Exercise aim:
Run through the records and, wherever a line holds the word "help", return that line.

Dataset records:
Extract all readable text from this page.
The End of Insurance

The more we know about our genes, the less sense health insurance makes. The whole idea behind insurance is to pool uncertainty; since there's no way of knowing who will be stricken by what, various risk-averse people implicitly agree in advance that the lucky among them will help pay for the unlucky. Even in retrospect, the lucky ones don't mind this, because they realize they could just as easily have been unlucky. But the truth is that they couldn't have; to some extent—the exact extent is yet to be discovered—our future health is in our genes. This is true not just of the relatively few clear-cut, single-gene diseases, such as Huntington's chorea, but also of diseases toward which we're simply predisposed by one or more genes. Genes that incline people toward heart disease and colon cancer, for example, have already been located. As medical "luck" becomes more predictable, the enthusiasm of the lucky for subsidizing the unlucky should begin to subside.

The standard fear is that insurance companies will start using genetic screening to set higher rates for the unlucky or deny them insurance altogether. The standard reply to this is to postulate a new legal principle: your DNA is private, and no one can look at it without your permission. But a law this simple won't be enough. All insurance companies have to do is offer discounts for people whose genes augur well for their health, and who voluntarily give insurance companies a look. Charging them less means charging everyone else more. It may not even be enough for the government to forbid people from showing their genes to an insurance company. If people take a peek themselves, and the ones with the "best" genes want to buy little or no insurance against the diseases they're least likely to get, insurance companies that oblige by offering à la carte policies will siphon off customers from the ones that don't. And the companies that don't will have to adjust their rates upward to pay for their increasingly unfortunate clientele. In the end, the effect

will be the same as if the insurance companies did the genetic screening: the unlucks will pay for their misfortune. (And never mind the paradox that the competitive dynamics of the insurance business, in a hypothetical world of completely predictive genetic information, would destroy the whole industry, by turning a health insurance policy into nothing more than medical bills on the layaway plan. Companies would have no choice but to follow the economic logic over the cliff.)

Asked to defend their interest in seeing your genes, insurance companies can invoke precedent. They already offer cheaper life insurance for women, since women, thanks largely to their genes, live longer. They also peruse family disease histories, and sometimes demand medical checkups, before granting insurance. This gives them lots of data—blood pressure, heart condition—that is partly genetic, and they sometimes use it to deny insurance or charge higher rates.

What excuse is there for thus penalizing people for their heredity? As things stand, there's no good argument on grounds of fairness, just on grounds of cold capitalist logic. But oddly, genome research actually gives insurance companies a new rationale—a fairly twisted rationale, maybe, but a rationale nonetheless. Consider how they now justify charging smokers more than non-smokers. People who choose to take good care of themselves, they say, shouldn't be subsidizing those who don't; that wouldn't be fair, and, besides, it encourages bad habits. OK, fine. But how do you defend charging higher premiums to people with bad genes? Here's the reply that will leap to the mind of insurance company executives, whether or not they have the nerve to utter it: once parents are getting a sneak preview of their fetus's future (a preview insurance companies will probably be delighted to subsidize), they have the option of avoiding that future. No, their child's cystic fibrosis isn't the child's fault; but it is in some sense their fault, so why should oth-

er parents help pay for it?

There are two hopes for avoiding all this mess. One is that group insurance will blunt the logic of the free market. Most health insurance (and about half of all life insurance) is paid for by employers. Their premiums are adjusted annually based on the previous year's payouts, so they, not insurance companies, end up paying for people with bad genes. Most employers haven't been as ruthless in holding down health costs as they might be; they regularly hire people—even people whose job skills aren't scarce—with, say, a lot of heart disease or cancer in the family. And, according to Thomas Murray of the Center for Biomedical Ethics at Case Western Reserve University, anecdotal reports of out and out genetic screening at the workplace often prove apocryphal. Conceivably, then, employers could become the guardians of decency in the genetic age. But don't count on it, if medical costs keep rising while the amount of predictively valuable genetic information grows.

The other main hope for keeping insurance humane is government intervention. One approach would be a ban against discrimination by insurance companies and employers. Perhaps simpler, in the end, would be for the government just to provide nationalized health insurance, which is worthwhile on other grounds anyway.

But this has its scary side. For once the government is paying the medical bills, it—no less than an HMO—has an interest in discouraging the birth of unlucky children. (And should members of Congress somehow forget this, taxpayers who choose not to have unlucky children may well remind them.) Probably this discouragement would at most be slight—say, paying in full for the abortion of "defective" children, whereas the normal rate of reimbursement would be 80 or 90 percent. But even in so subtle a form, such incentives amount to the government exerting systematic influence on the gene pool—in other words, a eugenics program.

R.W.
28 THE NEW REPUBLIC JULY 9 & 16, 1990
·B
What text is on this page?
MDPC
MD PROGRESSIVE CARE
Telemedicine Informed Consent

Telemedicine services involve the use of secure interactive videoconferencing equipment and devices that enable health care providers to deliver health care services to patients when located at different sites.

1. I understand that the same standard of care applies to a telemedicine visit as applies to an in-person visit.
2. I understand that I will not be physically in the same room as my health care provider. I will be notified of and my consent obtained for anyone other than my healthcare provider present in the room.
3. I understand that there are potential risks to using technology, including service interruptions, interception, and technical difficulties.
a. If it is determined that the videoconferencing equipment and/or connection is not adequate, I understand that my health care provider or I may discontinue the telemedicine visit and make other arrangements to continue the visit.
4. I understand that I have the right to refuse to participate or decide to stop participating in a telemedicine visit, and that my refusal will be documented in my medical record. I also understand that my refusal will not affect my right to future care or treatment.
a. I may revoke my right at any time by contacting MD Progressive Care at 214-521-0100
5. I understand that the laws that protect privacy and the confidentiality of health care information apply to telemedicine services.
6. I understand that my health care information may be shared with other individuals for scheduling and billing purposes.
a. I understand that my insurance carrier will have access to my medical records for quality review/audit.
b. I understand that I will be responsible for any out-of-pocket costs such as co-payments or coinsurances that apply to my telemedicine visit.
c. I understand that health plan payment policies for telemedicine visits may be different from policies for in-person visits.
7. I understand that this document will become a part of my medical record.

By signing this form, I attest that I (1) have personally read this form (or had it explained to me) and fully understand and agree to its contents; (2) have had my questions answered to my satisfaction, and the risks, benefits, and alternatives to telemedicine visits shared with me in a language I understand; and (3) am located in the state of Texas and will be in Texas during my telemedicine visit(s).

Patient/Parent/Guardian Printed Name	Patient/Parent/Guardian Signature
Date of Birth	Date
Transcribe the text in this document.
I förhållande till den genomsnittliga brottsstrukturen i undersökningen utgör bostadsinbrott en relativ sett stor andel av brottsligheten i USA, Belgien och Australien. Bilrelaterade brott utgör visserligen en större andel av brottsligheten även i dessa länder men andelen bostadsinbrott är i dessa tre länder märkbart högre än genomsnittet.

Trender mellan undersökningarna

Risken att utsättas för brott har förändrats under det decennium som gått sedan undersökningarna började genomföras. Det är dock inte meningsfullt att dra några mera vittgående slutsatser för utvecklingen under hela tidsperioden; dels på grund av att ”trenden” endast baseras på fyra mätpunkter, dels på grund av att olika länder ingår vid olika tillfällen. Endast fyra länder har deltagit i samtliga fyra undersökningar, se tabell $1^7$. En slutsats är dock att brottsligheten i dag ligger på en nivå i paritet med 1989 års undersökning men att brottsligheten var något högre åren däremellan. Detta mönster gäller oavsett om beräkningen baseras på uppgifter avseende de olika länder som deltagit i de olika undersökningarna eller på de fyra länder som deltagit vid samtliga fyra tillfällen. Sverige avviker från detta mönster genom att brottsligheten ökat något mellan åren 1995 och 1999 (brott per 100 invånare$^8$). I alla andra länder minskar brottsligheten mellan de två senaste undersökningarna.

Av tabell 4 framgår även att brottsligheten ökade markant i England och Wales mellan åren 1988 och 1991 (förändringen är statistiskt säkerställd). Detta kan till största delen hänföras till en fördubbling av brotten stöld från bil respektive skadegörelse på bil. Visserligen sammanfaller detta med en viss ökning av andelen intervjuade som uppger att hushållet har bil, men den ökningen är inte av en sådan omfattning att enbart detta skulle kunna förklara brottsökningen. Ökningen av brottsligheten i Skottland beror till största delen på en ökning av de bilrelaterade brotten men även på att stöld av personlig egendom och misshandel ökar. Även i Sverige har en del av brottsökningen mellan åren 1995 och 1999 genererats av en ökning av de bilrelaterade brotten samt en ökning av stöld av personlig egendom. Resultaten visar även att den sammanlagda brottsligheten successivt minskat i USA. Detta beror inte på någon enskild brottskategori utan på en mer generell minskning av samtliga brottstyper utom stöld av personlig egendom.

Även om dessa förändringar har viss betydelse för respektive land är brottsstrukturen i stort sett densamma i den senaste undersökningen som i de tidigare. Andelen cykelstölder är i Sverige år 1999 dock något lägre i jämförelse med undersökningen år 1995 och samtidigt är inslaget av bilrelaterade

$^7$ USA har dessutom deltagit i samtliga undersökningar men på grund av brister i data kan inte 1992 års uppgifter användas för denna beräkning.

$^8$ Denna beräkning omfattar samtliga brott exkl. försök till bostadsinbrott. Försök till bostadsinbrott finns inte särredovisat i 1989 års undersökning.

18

Exercise solution:
The more we know about our genes, the less sense health insurance makes. The whole idea behind insurance is to pool uncertainty; since there's no way of knowing who will be stricken by what, various risk-averse people implicitly agree in advance that the lucky among them will help pay for the unlucky. Even in retrospect, the lucky ones don't mind this, because they realize they could just as easily have been unlucky. But the truth is that they couldn't have; to some extent—the exact extent is yet to be discovered—our future health is in our genes. This is true not just of the relatively few clear-cut, single-gene diseases, such as Huntington's chorea, but also of diseases toward which we're simply predisposed by one or more genes. Genes that incline people toward heart disease and colon cancer, for example, have already been located. As medical "luck" becomes more predictable, the enthusiasm of the lucky for subsidizing the unlucky should begin to subside.
er parents help pay for it?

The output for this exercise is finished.